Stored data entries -
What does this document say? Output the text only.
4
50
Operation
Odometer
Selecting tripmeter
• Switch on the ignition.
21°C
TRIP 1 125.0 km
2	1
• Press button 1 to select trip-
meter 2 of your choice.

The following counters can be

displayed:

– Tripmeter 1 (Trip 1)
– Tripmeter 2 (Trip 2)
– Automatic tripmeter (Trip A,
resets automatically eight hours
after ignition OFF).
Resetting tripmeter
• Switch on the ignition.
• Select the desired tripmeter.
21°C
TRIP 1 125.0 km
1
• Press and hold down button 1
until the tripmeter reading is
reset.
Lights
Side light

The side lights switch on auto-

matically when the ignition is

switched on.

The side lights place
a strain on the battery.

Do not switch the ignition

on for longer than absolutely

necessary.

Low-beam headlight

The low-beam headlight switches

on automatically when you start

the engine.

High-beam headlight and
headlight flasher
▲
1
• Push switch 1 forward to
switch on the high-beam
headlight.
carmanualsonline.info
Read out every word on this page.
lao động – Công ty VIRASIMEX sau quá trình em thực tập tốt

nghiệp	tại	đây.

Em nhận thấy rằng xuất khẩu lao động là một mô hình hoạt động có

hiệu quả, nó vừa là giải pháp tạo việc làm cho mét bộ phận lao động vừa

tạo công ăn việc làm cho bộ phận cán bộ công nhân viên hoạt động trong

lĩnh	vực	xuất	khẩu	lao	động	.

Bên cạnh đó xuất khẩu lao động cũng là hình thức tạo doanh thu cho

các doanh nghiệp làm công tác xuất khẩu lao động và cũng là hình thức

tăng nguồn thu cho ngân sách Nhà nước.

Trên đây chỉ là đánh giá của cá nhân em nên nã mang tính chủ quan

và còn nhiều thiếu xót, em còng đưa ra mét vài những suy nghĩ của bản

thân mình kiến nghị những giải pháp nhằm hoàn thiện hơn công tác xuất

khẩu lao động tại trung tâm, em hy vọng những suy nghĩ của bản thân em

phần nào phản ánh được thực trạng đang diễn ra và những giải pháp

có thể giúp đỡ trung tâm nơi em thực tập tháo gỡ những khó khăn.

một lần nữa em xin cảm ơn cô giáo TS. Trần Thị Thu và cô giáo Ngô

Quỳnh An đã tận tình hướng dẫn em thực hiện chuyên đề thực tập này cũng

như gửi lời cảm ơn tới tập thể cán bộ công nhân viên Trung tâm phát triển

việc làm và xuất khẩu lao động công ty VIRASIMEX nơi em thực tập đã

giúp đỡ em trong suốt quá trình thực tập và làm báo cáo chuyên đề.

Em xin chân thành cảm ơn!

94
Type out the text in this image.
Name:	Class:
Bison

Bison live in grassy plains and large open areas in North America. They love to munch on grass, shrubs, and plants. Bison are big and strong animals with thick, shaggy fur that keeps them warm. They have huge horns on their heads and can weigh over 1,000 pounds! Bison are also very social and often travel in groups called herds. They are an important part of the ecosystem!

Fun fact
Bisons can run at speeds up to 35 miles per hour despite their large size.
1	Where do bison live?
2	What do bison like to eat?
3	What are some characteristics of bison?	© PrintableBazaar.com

What is expected -
Return all of the data exactly as it reads.

Answer for this exercise -
What does this document say? Output the text only.
4
50
Operation
Odometer
Selecting tripmeter
• Switch on the ignition.
21°C
TRIP 1 125.0 km
2	1
• Press button 1 to select trip-
meter 2 of your choice.

The following counters can be

displayed:

– Tripmeter 1 (Trip 1)
– Tripmeter 2 (Trip 2)
– Automatic tripmeter (Trip A,
resets automatically eight hours
after ignition OFF).
Resetting tripmeter
• Switch on the ignition.
• Select the desired tripmeter.
21°C
TRIP 1 125.0 km
1
• Press and hold down button 1
until the tripmeter reading is
reset.
Lights
Side light

The side lights switch on auto-

matically when the ignition is

switched on.

The side lights place
a strain on the battery.

Do not switch the ignition

on for longer than absolutely

necessary.

Low-beam headlight

The low-beam headlight switches

on automatically when you start

the engine.

High-beam headlight and
headlight flasher
▲
1
• Push switch 1 forward to
switch on the high-beam
headlight.
carmanualsonline.info
Read out every word on this page.
lao động – Công ty VIRASIMEX sau quá trình em thực tập tốt

nghiệp	tại	đây.

Em nhận thấy rằng xuất khẩu lao động là một mô hình hoạt động có

hiệu quả, nó vừa là giải pháp tạo việc làm cho mét bộ phận lao động vừa

tạo công ăn việc làm cho bộ phận cán bộ công nhân viên hoạt động trong

lĩnh	vực	xuất	khẩu	lao	động	.

Bên cạnh đó xuất khẩu lao động cũng là hình thức tạo doanh thu cho

các doanh nghiệp làm công tác xuất khẩu lao động và cũng là hình thức

tăng nguồn thu cho ngân sách Nhà nước.

Trên đây chỉ là đánh giá của cá nhân em nên nã mang tính chủ quan

và còn nhiều thiếu xót, em còng đưa ra mét vài những suy nghĩ của bản

thân mình kiến nghị những giải pháp nhằm hoàn thiện hơn công tác xuất

khẩu lao động tại trung tâm, em hy vọng những suy nghĩ của bản thân em

phần nào phản ánh được thực trạng đang diễn ra và những giải pháp

có thể giúp đỡ trung tâm nơi em thực tập tháo gỡ những khó khăn.

một lần nữa em xin cảm ơn cô giáo TS. Trần Thị Thu và cô giáo Ngô

Quỳnh An đã tận tình hướng dẫn em thực hiện chuyên đề thực tập này cũng

như gửi lời cảm ơn tới tập thể cán bộ công nhân viên Trung tâm phát triển

việc làm và xuất khẩu lao động công ty VIRASIMEX nơi em thực tập đã

giúp đỡ em trong suốt quá trình thực tập và làm báo cáo chuyên đề.

Em xin chân thành cảm ơn!

94
Type out the text in this image.
Name:	Class:
Bison

Bison live in grassy plains and large open areas in North America. They love to munch on grass, shrubs, and plants. Bison are big and strong animals with thick, shaggy fur that keeps them warm. They have huge horns on their heads and can weigh over 1,000 pounds! Bison are also very social and often travel in groups called herds. They are an important part of the ecosystem!

Fun fact
Bisons can run at speeds up to 35 miles per hour despite their large size.
1	Where do bison live?
2	What do bison like to eat?
3	What are some characteristics of bison?	© PrintableBazaar.com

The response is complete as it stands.